WRITTEN PROBLEM — Every record below is to be retyped exactly.

SUPPLIED MATERIAL —
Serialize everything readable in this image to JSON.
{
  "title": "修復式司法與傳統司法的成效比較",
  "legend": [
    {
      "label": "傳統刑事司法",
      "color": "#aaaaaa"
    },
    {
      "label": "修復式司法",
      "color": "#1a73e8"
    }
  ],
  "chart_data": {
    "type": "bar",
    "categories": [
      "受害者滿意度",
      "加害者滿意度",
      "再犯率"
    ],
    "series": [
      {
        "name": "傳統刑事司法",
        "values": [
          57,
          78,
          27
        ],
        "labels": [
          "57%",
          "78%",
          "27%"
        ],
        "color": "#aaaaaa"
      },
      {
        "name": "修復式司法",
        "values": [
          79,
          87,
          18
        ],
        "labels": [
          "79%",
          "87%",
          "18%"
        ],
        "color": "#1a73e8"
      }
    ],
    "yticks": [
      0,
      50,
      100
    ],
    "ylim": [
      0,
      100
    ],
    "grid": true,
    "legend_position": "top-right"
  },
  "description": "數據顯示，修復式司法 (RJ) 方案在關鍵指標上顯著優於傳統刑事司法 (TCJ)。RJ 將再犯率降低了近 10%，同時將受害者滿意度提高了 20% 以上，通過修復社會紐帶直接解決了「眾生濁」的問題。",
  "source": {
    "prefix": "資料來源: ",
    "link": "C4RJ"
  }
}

FINISHED TASK —
Serialize everything readable in this image to JSON.
{
  "title": "修復式司法與傳統司法的成效比較",
  "legend": [
    {
      "label": "傳統刑事司法",
      "color": "#aaaaaa"
    },
    {
      "label": "修復式司法",
      "color": "#1a73e8"
    }
  ],
  "chart_data": {
    "type": "bar",
    "categories": [
      "受害者滿意度",
      "加害者滿意度",
      "再犯率"
    ],
    "series": [
      {
        "name": "傳統刑事司法",
        "values": [
          57,
          78,
          27
        ],
        "labels": [
          "57%",
          "78%",
          "27%"
        ],
        "color": "#aaaaaa"
      },
      {
        "name": "修復式司法",
        "values": [
          79,
          87,
          18
        ],
        "labels": [
          "79%",
          "87%",
          "18%"
        ],
        "color": "#1a73e8"
      }
    ],
    "yticks": [
      0,
      50,
      100
    ],
    "ylim": [
      0,
      100
    ],
    "grid": true,
    "legend_position": "top-right"
  },
  "description": "數據顯示，修復式司法 (RJ) 方案在關鍵指標上顯著優於傳統刑事司法 (TCJ)。RJ 將再犯率降低了近 10%，同時將受害者滿意度提高了 20% 以上，通過修復社會紐帶直接解決了「眾生濁」的問題。",
  "source": {
    "prefix": "資料來源: ",
    "link": "C4RJ"
  }
}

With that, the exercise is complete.